#### Reading text
------------------------------------------------

In Walker v. Superior Court, supra, 53 Cal.3d 257, our Supreme Court established the standard for transfer from a court of unlimited jurisdiction to a court of limited jurisdiction based on the failure to meet the $25,000 amount in controversy standard in section 85. Walker repudiated cases which had ordered transfer to the municipal court based upon finding that an award in excess of $25,000 was “ ‘not reasonably probable.’ ” (Id. at pp. 261-262.) Walker held the standard is “whether ‘lack of jurisdiction is clear’ [citation], ” and required a determination that “such a verdict ‘simply could not be obtained’ [citations].” (Id. at p. 269.) The Walker court held these “articulations of the standard comport with [the]... requirement that before transfer may occur... a court must determine that ‘the action... will necessarily involve the determination of questions not within the jurisdiction of the [superior] court[.]’ ” (Ibid., italics in original.)

A plaintiff is entitled to have the action classified as unlimited if she can demonstrate a possibility the damages might exceed $25,000. Reclassification from “unlimited” to “limited” is warranted only if the matter will necessarily result in a verdict below $25,000; it may be not be reclassified as a “limited” case unless it appears to a “legal certainty” that the plaintiff cannot recover more than $25,000. (Ytuarte v. Superior Court (2005) 129 Cal.App.4th 266, 276-277.) Thus, if it appears that a verdict in excess of $25,000 could possibly result, the court must not order the case to be transferred to a court of limited jurisdiction. The court may order such a transfer only where it appeared to a legal certainty the plaintiff’s damages would necessarily be $25,000 or less. (Ibid.)

The designation of a case as a limited action has significant implications. If a case is tried as a limited civil case, the court has no authority to award a judgment in excess of $25,000. (See Ash v. Hertz Corp. (1997) 53 Cal.App.4th 1107, 1110; Williams v. Superior Court (RD Instruments) (1989) 216 Cal.App.3d 378, 383; § 396a, subd. (d).)

In contrast, a court in an unlimited civil action may enter a judgment that could have been entered in a limited civil court. (§ 403.040, subd. (e).)

Subdivision (e) of section 403.040 provides: “Nothing in this section shall be construed to require the superior court to reclassify an action or proceeding because the judgment to be rendered, as determined at trial or hearing, is one that might have been rendered in a limited civil case.”

The high threshold required to reclassify a case from an unlimited action to a limited action is warranted in view of the circumscribed procedures and recovery available in the limited civil courts. A transfer must be made only when the lack of jurisdiction is clear because reclassification as a limited case deprives the plaintiff from attempting to prove damages greater than those available in the limited civil court. (Williams v. Superior Court (Gemco/Lucky Stores), supra, 219 Cal.App.3d at pp. 175-176.)

------------------------------------------------

#### Provided information
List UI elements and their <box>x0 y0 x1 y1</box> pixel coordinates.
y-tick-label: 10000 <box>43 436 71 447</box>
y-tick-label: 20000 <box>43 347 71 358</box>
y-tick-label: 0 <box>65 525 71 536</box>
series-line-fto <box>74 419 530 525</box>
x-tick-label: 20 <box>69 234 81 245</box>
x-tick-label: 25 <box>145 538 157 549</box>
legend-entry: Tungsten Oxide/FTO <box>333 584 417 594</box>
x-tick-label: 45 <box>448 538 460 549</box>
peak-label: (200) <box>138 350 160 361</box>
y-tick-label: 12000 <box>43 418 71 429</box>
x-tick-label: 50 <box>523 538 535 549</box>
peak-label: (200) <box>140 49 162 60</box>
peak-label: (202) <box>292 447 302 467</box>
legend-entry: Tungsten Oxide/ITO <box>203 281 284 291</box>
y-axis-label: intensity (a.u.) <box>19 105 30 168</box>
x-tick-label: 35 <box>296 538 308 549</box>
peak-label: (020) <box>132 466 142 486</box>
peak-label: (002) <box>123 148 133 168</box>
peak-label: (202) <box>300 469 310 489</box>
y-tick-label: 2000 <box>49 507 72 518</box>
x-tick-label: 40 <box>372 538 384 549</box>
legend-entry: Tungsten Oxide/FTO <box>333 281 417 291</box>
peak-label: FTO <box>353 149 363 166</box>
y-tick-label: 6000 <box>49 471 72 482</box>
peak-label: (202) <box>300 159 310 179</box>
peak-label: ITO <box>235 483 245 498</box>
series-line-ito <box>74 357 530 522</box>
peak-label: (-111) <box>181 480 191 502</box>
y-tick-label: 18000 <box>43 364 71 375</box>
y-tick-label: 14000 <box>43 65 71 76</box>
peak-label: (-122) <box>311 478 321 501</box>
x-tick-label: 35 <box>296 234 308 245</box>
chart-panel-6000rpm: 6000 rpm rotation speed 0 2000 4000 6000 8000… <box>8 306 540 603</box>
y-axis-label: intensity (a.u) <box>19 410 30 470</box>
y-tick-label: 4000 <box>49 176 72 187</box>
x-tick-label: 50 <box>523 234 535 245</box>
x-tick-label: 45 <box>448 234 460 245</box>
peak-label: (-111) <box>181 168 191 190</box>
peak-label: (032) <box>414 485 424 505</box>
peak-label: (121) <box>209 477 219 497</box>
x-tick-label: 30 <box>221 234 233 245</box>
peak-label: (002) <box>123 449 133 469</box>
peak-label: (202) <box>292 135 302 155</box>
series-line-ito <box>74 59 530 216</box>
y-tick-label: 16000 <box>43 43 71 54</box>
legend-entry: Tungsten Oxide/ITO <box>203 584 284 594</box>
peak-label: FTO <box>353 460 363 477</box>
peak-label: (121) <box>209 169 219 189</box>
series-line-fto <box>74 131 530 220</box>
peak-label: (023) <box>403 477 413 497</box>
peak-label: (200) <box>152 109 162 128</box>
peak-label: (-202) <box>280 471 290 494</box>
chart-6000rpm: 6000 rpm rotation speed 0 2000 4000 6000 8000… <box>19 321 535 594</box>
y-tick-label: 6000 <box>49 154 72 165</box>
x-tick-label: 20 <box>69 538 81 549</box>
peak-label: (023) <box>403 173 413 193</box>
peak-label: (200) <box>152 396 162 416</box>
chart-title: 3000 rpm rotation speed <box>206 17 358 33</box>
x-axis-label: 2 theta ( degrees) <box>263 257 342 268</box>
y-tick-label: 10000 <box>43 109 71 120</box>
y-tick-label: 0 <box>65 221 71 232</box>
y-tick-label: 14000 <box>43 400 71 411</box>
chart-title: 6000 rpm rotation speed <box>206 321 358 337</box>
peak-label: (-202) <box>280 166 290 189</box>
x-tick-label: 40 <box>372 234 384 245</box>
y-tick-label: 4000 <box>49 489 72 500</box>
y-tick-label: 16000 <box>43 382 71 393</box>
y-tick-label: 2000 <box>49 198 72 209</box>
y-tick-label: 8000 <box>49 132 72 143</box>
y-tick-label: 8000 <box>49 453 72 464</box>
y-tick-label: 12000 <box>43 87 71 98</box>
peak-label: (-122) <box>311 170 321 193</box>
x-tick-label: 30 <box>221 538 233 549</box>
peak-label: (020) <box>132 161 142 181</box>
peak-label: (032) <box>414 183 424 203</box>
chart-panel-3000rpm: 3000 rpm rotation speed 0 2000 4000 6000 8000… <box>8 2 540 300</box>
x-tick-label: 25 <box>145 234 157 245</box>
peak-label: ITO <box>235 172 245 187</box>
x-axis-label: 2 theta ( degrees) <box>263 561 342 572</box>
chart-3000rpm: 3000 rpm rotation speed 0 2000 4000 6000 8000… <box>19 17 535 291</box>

------------------------------------------------

#### Exercise brief
In the passage on case reclassification, what can a court not do when a case is tried as a limited civil case? Rely only on the passage on case reclassification, not on the entries.

#### Response to this task
It has no authority to award a judgment in excess of $25,000.